__Task__: Collect each line of the entries that holds the string "Party".

__Dataset content__:
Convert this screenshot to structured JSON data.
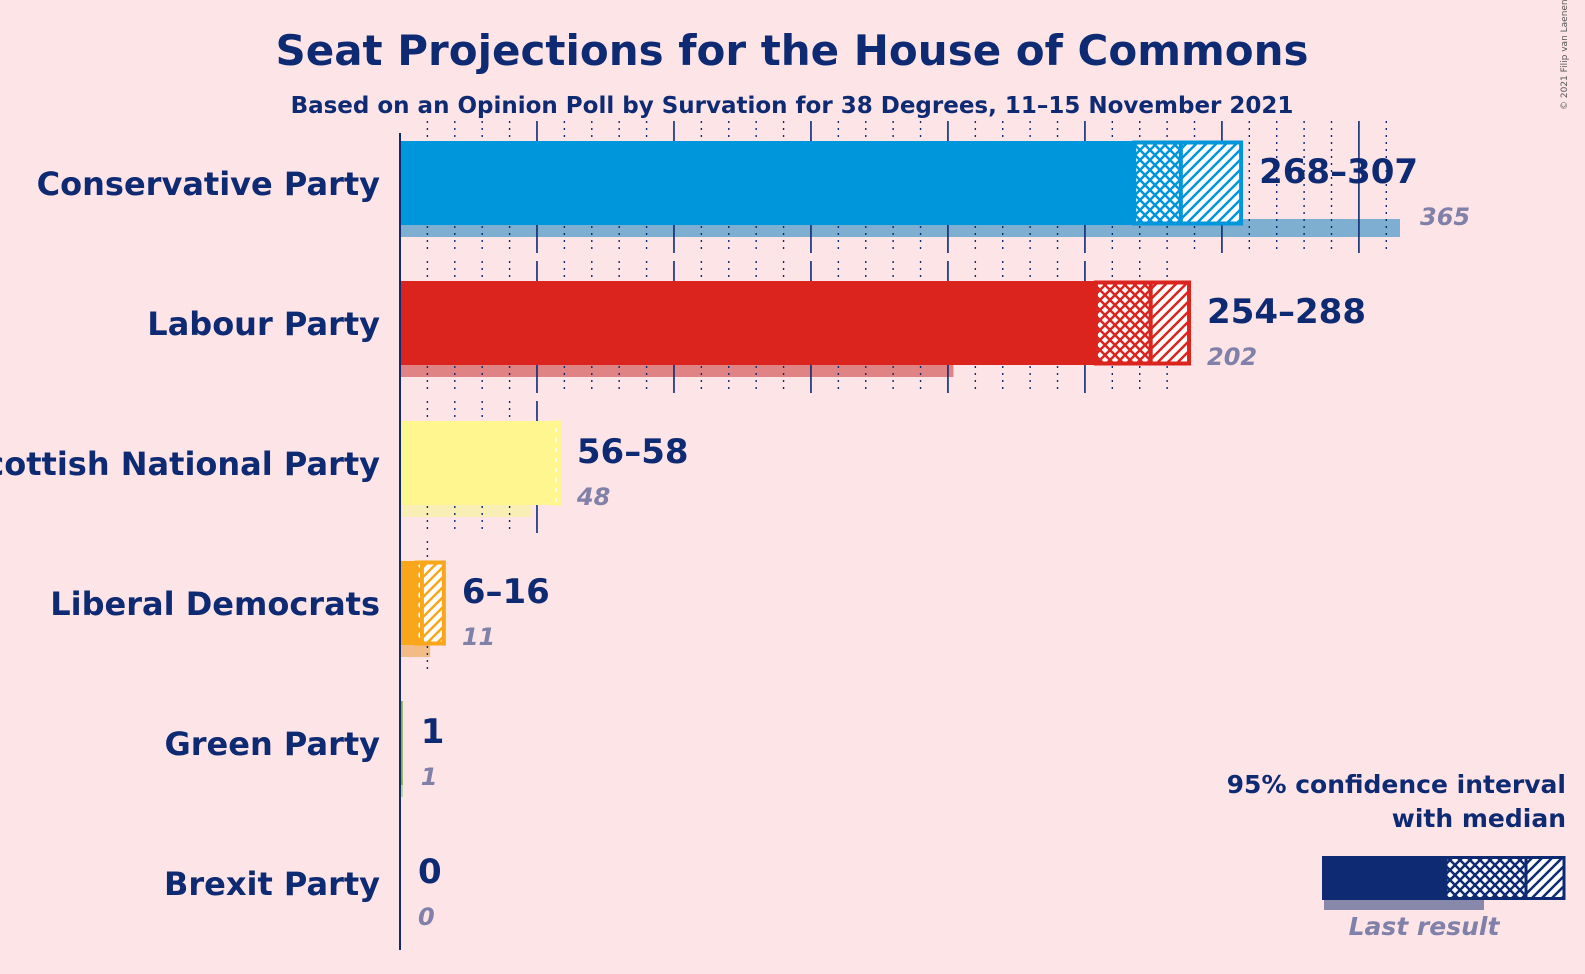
{
  "chart_data": {
    "type": "bar",
    "title": "Seat Projections for the House of Commons",
    "subtitle": "Based on an Opinion Poll by Survation for 38 Degrees, 11–15 November 2021",
    "copyright": "© 2021 Filip van Laenen",
    "scale_max_seats": 365,
    "parties": [
      {
        "name": "Conservative Party",
        "range_label": "268–307",
        "low": 268,
        "median": 285,
        "high": 307,
        "last_result": 365,
        "last_label": "365",
        "color": "#0096db",
        "last_color": "#7fafd0"
      },
      {
        "name": "Labour Party",
        "range_label": "254–288",
        "low": 254,
        "median": 274,
        "high": 288,
        "last_result": 202,
        "last_label": "202",
        "color": "#dc241f",
        "last_color": "#e08384"
      },
      {
        "name": "Scottish National Party",
        "range_label": "56–58",
        "low": 56,
        "median": 58,
        "high": 58,
        "last_result": 48,
        "last_label": "48",
        "color": "#fff68f",
        "last_color": "#f9eeb5"
      },
      {
        "name": "Liberal Democrats",
        "range_label": "6–16",
        "low": 6,
        "median": 8,
        "high": 16,
        "last_result": 11,
        "last_label": "11",
        "color": "#faa61a",
        "last_color": "#f3bb86"
      },
      {
        "name": "Green Party",
        "range_label": "1",
        "low": 1,
        "median": 1,
        "high": 1,
        "last_result": 1,
        "last_label": "1",
        "color": "#78b82a",
        "last_color": "#b7d68f"
      },
      {
        "name": "Brexit Party",
        "range_label": "0",
        "low": 0,
        "median": 0,
        "high": 0,
        "last_result": 0,
        "last_label": "0",
        "color": "#12b6cf",
        "last_color": "#7fd5e3"
      }
    ]
  },
  "legend": {
    "line1": "95% confidence interval",
    "line2": "with median",
    "last_result": "Last result",
    "color": "#0e2a73",
    "last_color": "#8888aa"
  }
}
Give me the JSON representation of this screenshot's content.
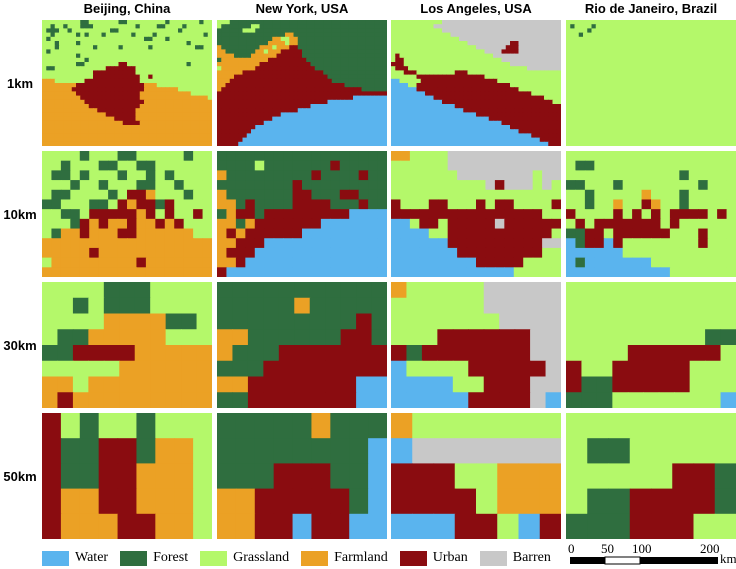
{
  "colors": {
    "W": "#5ab4ee",
    "F": "#2f6e3f",
    "G": "#b4f86a",
    "A": "#eba125",
    "U": "#8a0c10",
    "B": "#c8c8c8"
  },
  "columns": [
    "Beijing, China",
    "New York, USA",
    "Los Angeles, USA",
    "Rio de Janeiro, Brazil"
  ],
  "rows": [
    "1km",
    "10km",
    "30km",
    "50km"
  ],
  "legend": [
    {
      "key": "W",
      "label": "Water"
    },
    {
      "key": "F",
      "label": "Forest"
    },
    {
      "key": "G",
      "label": "Grassland"
    },
    {
      "key": "A",
      "label": "Farmland"
    },
    {
      "key": "U",
      "label": "Urban"
    },
    {
      "key": "B",
      "label": "Barren"
    }
  ],
  "scale": {
    "ticks": [
      "0",
      "50",
      "100",
      "200"
    ],
    "unit": "km"
  },
  "maps": {
    "50km": [
      [
        "UGFGGFGGG",
        "UFFUUFAAG",
        "UFFUUAAAG",
        "UAAUUAAAG",
        "UAAAUUAAG"
      ],
      [
        "FFFFFAFFF",
        "FFFFFFFFW",
        "FFFUUUFFW",
        "AAUUUUUFW",
        "AAUUWUUWW"
      ],
      [
        "AGGGGGGG",
        "WBBBBBBB",
        "UUUGGAAA",
        "UUUUGAAA",
        "WWWUUGWU"
      ],
      [
        "GGGGGGGG",
        "GFFGGGGG",
        "GGGGGUUF",
        "GFFUUUUF",
        "FFFUUUGG"
      ]
    ],
    "30km": [
      [
        "GGGGFFFGGGG",
        "GGFGFFFGGGG",
        "GGGGAAAAFFG",
        "GFFAAAAAGGG",
        "FFUUUUAAAAA",
        "GGGGGAAAAAA",
        "AAGAAAAAAAA",
        "AUAAAAAAAAA"
      ],
      [
        "FFFFFFFFFFF",
        "FFFFFAFFFFF",
        "FFFFFFFFFUF",
        "AAFFFFFFUUF",
        "AFFFUUUUUUU",
        "FFFUUUUUUUU",
        "AAUUUUUUUWW",
        "FFUUUUUUUWW"
      ],
      [
        "AGGGGGBBBBB",
        "GGGGGGBBBBB",
        "GGGGGGGBBBB",
        "GGGUUUUUUBB",
        "UFUUUUUUUBB",
        "WGGGGUUUUUB",
        "WWWWGGUUUBB",
        "WWWWWUUUUBW"
      ],
      [
        "GGGGGGGGGGG",
        "GGGGGGGGGGG",
        "GGGGGGGGGGG",
        "GGGGGGGGGFF",
        "GGGGUUUUUUG",
        "UGGUUUUUGGG",
        "UFFUUUUUGGG",
        "FFFGGGGGGGW"
      ]
    ],
    "10km": [
      [
        "GGGGFGGGFFGGGGGFGG",
        "GGFGGGFFGGFFGGGGGG",
        "GFFGFGGGFGGFGFGGGG",
        "GGGFGGFGGGFFGGFGGG",
        "GFFGGGGFGUUAGGGFGG",
        "FFGGGFFGUAUUFUGGGG",
        "GGFFGUUUUUAUGUGGUG",
        "GGGFUAUAAUAAUAUGGG",
        "GFAAUAAAUUAAAAAAGG",
        "AAAAAAAAAAAAAAAAAA",
        "AAAAAUAAAAAAAAAAAA",
        "GAAAAAAAAAUAAAAAAA",
        "AAAAAAAAAAAAAAAAAA"
      ],
      [
        "FFFFFFFFFFFFFFFFFF",
        "FFFFGFFFFFFFUFFFFF",
        "AFFFFFFFFFUFFFFUFF",
        "FFFFFFFFUFFFFFFFFF",
        "AFFFFFFFUUFFFUUFFF",
        "AAFUFFFFUUUUFFFUFF",
        "FAUUFUUUUUUUUUWWWW",
        "AAFAUUUUUUUWWWWWWW",
        "AUAUUUUUUWWWWWWWWW",
        "AAUUUWWWWWWWWWWWWW",
        "AUUUWWWWWWWWWWWWWW",
        "AAUWWWWWWWWWWWWWWW",
        "UWWWWWWWWWWWWWWWWW"
      ],
      [
        "AAGGGGBBBBBBBBBBBB",
        "GGGGGGBBBBBBBBBBBB",
        "GGGGGGGBBBBBBBBGBB",
        "GGGGGGGGGGBUBBBGBG",
        "GGGGGGGGGGGGGGGGGG",
        "UGGGUUGGGUGUUGGGGU",
        "UUUUUUUUUUUUUUUUGG",
        "WWGUUGUUUUUBUUUUUU",
        "WWWWGGUUUUUUUUUUUG",
        "WWWWWWUUUUUUUUUUBB",
        "WWWWWWWUUUUUUUUUGG",
        "WWWWWWWWWUUUUUGGGG",
        "WWWWWWWWWWWWWGGGGG"
      ],
      [
        "GGGGGGGGGGGGGGGGGG",
        "GFFGGGGGGGGGGGGGGG",
        "GGGGGGGGGGGGFGGGGG",
        "FFGGGFGGGGGGGGFGGG",
        "GGFGGGGGAGGGFGGGGG",
        "GGFGGAGGUAGGFGGGGG",
        "UGGGGUGUGUGUUUUGUG",
        "GUGUUUUUUUGUGGGGGG",
        "FFUUGUUUUUUGGGUGGG",
        "WFUUWUGGGGGGGGUGGG",
        "WWWWWWGGGGGGGGGGGG",
        "WFWWWWWWWGGGGGGGGG",
        "WWWWWWWWWWWGGGGGGG"
      ]
    ],
    "1km": [
      [
        "GGGGGGGGGFFGGGGGGGFFGGGGGGGGGFGGGGGGGFGG",
        "GGFGGFGGGFFFGGGGGGGGGGFGGGGFFGGGGFGGGGGG",
        "GFFFGGFGGGGGGGGGFFGGGGGGGGGGGGGGFGGGGGGG",
        "GGFGGGGGFGFGGGFGGGGGGFGGGGFGGGGGGGGGGGFG",
        "GFGGGGGGGGGGGGGGGGGGGGGGFFGGGFGGGGGGGGGG",
        "GGGFGGGGFGGGGGGGGGGGGGGGGGGGGGGGGGFGGGGG",
        "GGGFGGGGGGGGFGGGGGFGGGGGGFGGGGGGGGGGFFGG",
        "GFGGGGGGGGGGGGGGGGGGGGGGGGGGGGGGGGGGGGGG",
        "GGGGGGGGFGGGGGGGGGGGGGGGGGGGGGGGGGGGGGGG",
        "GGGGGGGGGGFGGGGGGGGGGGGGGGGGGGGGGGGGGGGG",
        "GGGGGGGGFFGGGGGGGGUUGGGGGGGGGGGGGGFGGGGG",
        "GFFGGGGGGGGGGGGUUUUUUUGGGGGGGGGGGGGGGGGG",
        "GGGGGGGGGGGGUUUUUUUUUUGGGGGGGGGGGGGGGGGG",
        "GGGGGGGGGGGGUUUUUUUUUUUGGUGGGGGGGGGGGGGG",
        "AAAGGGGGGGUUUUUUUUUUUUUGGGGGGGGGGGGGGGGG",
        "AAAAAAAAUUUUUUUUUUUUUUUUAAAGGGGGGGGGGGGG",
        "AAAAAAAUUUUUUUUUUUUUUUUUAAAAAAAAGGGGGGGG",
        "AAAAAAAAUUUUUUUUUUUUUUUAAAAAAAAAAAAGGGGG",
        "AAAAAAAAAUUUUUUUUUUUUUUAAAAAAAAAAAAAAAAG",
        "AAAAAAAAAAUUUUUUUUUUUUUUAAAAAAAAAAAAAAAA",
        "AAAAAAAAAAAUUUUUUUUUUUUAAAAAAAAAAAAAAAAA",
        "AAAAAAAAAAAAAUUUUUUUUUAAAAAAAAAAAAAAAAAA",
        "AAAAAAAAAAAAAAAUUUUUUUAAAAAAAAAAAAAAAAAA",
        "AAAAAAAAAAAAAAAAAUUUUUAAAAAAAAAAAAAAAAAA",
        "AAAAAAAAAAAAAAAAAAAUUUUAAAAAAAAAAAAAAAAA",
        "AAAAAAAAAAAAAAAAAAAAAAAAAAAAAAAAAAAAAAAA",
        "AAAAAAAAAAAAAAAAAAAAAAAAAAAAAAAAAAAAAAAA",
        "AAAAAAAAAAAAAAAAAAAAAAAAAAAAAAAAAAAAAAAA",
        "AAAAAAAAAAAAAAAAAAAAAAAAAAAAAAAAAAAAAAAA",
        "AAAAAAAAAAAAAAAAAAAAAAAAAAAAAAAAAAAAAAAA"
      ],
      [
        "GGGFFFFFFFFFFFFFFFFFFFFFFFFFFFFFFFFFFFFF",
        "GFFFFFFFGGFFFFFFFFFFFFFFFFFFFFFFFFFFFFFF",
        "FFFFFFGGGFFFFFFFFFFFFFFFFFFFFFFFFFFFFFFF",
        "FFFFFFFFFFFFFFFFAAFFFFFFFFFFFFFFFFFFFFFF",
        "FFFFFFFFFFFFFAAGGAAFFFFFFFFFFFFFFFFFFFFF",
        "FFFFFFFFFFFFAAAAGAAFFFFFFFFFFFFFFFFFFFFF",
        "AFFFFFFFFFAAAGAAAUUFFFFFFFFFFFFFFFFFFFFF",
        "AAFFFFFFFAAGAAAUUUUUFFFFFFFFFFFFFFFFFFFF",
        "AAAAFFFFAAAAAAUUUUUUFFFFFFFFFFFFFFFFFFFF",
        "FAAAAAAAAAAAUUUUUUUUUFFFFFFFFFFFFFFFFFFF",
        "AAAAAAAAAAUUUUUUUUUUUUFFFFFFFFFFFFFFFFFF",
        "GAAAAAAAAUUUUUUUUUUUUUUFFFFFFFFFFFFFFFFF",
        "AAAAAAUUUUUUUUUUUUUUUUUUUFFFFFFFFFFFFFFF",
        "AAAAUUUUUUUUUUUUUUUUUUUUUUFFFFFFFFFFFFFF",
        "AAAUUUUUUUUUUUUUUUUUUUUUUUUFFFFFFFFFFFFF",
        "AAUUUUUUUUUUUUUUUUUUUUUUUUUUUUFFFFFFFFFF",
        "AUUUUUUUUUUUUUUUUUUUUUUUUUUUUUUUUUFFFFFF",
        "UUUUUUUUUUUUUUUUUUUUUUUUUUUUUUUUUUUUUUUU",
        "UUUUUUUUUUUUUUUUUUUUUUUUUUUUUUUUWWWWWWWW",
        "UUUUUUUUUUUUUUUUUUUUUUUUUUWWWWWWWWWWWWWW",
        "UUUUUUUUUUUUUUUUUUUUUUWWWWWWWWWWWWWWWWWW",
        "UUUUUUUUUUUUUUUUUUUWWWWWWWWWWWWWWWWWWWWW",
        "UUUUUUUUUUUUUUUWWWWWWWWWWWWWWWWWWWWWWWWW",
        "UUUUUUUUUUUUUWWWWWWWWWWWWWWWWWWWWWWWWWWW",
        "UUUUUUUUUUUWWWWWWWWWWWWWWWWWWWWWWWWWWWWW",
        "UUUUUUUUUWWWWWWWWWWWWWWWWWWWWWWWWWWWWWWW",
        "UUUUUUUUWWWWWWWWWWWWWWWWWWWWWWWWWWWWWWWW",
        "UUUUUUUWWWWWWWWWWWWWWWWWWWWWWWWWWWWWWWWW",
        "UUUUUUWWWWWWWWWWWWWWWWWWWWWWWWWWWWWWWWWW",
        "UUUUUWWWWWWWWWWWWWWWWWWWWWWWWWWWWWWWWWWW"
      ],
      [
        "GGGGGGGGGGGGBBBBBBBBBBBBBBBBBBBBBBBBBBBB",
        "GGGGGGGGGGBBBBBBBBBBBBBBBBBBBBBBBBBBBBBB",
        "GGGGGGGGGGGGBBBBBBBBBBBBBBBBBBBBBBBBBBBB",
        "GGGGGGGGGGGGGGBBBBBBBBBBBBBBBBBBBBBBBBBB",
        "GGGGGGGGGGGGGGGGBBBBBBBBBBBBBBBBBBBBBBBB",
        "GGGGGGGGGGGGGGGGGGBBBBBBBBBBUUBBBBBBBBBB",
        "GGGGGGGGGGGGGGGGGGGGBBBBBBBUUUBBBBBBBBBB",
        "GGGGGGGGGGGGGGGGGGGGGGBBBBUUUUBBBBBBBBBB",
        "GUGGGGGGGGGGGGGGGGGGGGGGBBBBBBBBBBBBBBBB",
        "GUUGGGGGGGGGGGGGGGGGGGGGGGBBBBBBBBBBBBBB",
        "UUUGGGGGGGGGGGGGGGGGGGGGGGGGBBBBBBBBBBBB",
        "GUUUGGGGGGGGGGGGGGGGGGGGGGGGGGGGBBBBBBBB",
        "GGGUUUGGGGGGGGGUUUGGGGGGGGGGGGGGGGGGGGGG",
        "GGGGGGUUUUUUUUUUUUUUUUGGGGGGGGGGGGGGGGGG",
        "WWGGGGGUUUUUUUUUUUUUUUUUUGGGGGGGGGGGGGGG",
        "WWWWGGUUUUUUUUUUUUUUUUUUUUUUGGGGGGGGGGGG",
        "WWWWWWUUUUUUUUUUUUUUUUUUUUUUUUGGGGGGGGGG",
        "WWWWWWWWUUUUUUUUUUUUUUUUUUUUUUUUUGGGGGGG",
        "WWWWWWWWWWUUUUUUUUUUUUUUUUUUUUUUUUUUGGGG",
        "WWWWWWWWWWWWUUUUUUUUUUUUUUUUUUUUUUUUUUGG",
        "WWWWWWWWWWWWWWWUUUUUUUUUUUUUUUUUUUUUUUUU",
        "WWWWWWWWWWWWWWWWWUUUUUUUUUUUUUUUUUUUUUUU",
        "WWWWWWWWWWWWWWWWWWWWUUUUUUUUUUUUUUUUUUUU",
        "WWWWWWWWWWWWWWWWWWWWWWWUUUUUUUUUUUUUUUUU",
        "WWWWWWWWWWWWWWWWWWWWWWWWWWUUUUUUUUUUUUUU",
        "WWWWWWWWWWWWWWWWWWWWWWWWWWWWUUUUUUUUUUUU",
        "WWWWWWWWWWWWWWWWWWWWWWWWWWWWWWUUUUUUUUUU",
        "WWWWWWWWWWWWWWWWWWWWWWWWWWWWWWWWWUUUUUUU",
        "WWWWWWWWWWWWWWWWWWWWWWWWWWWWWWWWWWWUUUUU",
        "WWWWWWWWWWWWWWWWWWWWWWWWWWWWWWWWWWWWWUUU"
      ],
      [
        "GGGGGGGGGGGGGGGGGGGGGGGGGGGGGGGGGGGGGGGG",
        "GFGGGGFGGGGGGGGGGGGGGGGGGGGGGGGGGGGGGGGG",
        "GGGGGFGGGGGGGGGGGGGGGGGGGGGGGGGGGGGGGGGG",
        "GGGFGGGGGGGGGGGGGGGGGGGGGGGGGGGGGGGGGGGG",
        "GGGGGGGGGGGGGGGGGGGGGGGGGGGGGGGGGGGGGGGG",
        "GGGGGGGGGGGGGGGGGGGGGGGGGGGGGGGGGGGGGGGG",
        "GGGGGGGGGGGGGGGGGGGGGGGGGGGGGGGGGGGGGGGG",
        "GGGGGGGGGGGGGGGGGGGGGGGGGGGGGGGGGGGGGGGG",
        "GGGGGGGGGGGGGGGGGGGGGGGGGGGGGGGGGGGGGGGG",
        "GGGGGGGGGGGGGGGGGGGGGGGGGGGGGGGGGGGGGGGG",
        "GGGGGGGGGGGGGGGGGGGGGGGGGGGGGGGGGGGGGGGG",
        "GGGGGGGGGGGGGGGGGGGGGGGGGGGGGGGGGGGGGGGG",
        "GGGGGGGGGGGGGGGGGGGGGGGGGGGGGGGGGGGGGGGG",
        "GGGGGGGGGGGGGGGGGGGGGGGGGGGGGGGGGGGGGGGG",
        "GGGGGGGGGGGGGGGGGGGGGGGGGGGGGGGGGGGGGGGG",
        "GGGGGGGGGGGGGGGGGGGGGGGGGGGGGGGGGGGGGGGG",
        "GGGGGGGGGGGGGGGGGGGGGGGGGGGGGGGGGGGGGGGG",
        "GGGGGGGGGGGGGGGGGGGGGGGGGGGGGGGGGGGGGGGG",
        "GGGGGGGGGGGGGGGGGGGGGGGGGGGGGGGGGGGGGGGG",
        "GGGGGGGGGGGGGGGGGGGGGGGGGGGGGGGGGGGGGGGG",
        "GGGGGGGGGGGGGGGGGGGGGGGGGGGGGGGGGGGGGGGG",
        "GGGGGGGGGGGGGGGGGGGGGGGGGGGGGGGGGGGGGGGG",
        "GGGGGGGGGGGGGGGGGGGGGGGGGGGGGGGGGGGGGGGG",
        "GGGGGGGGGGGGGGGGGGGGGGGGGGGGGGGGGGGGGGGG",
        "GGGGGGGGGGGGGGGGGGGGGGGGGGGGGGGGGGGGGGGG",
        "GGGGGGGGGGGGGGGGGGGGGGGGGGGGGGGGGGGGGGGG",
        "GGGGGGGGGGGGGGGGGGGGGGGGGGGGGGGGGGGGGGGG",
        "GGGGGGGGGGGGGGGGGGGGGGGGGGGGGGGGGGGGGGGG",
        "GGGGGGGGGGGGGGGGGGGGGGGGGGGGGGGGGGGGGGGG",
        "GGGGGGGGGGGGGGGGGGGGGGGGGGGGGGGGGGGGGGGG"
      ]
    ]
  }
}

__Exercise output__:
        "name": "Conservative Party",
        "name": "Labour Party",
        "name": "Scottish National Party",
        "name": "Green Party",
        "name": "Brexit Party",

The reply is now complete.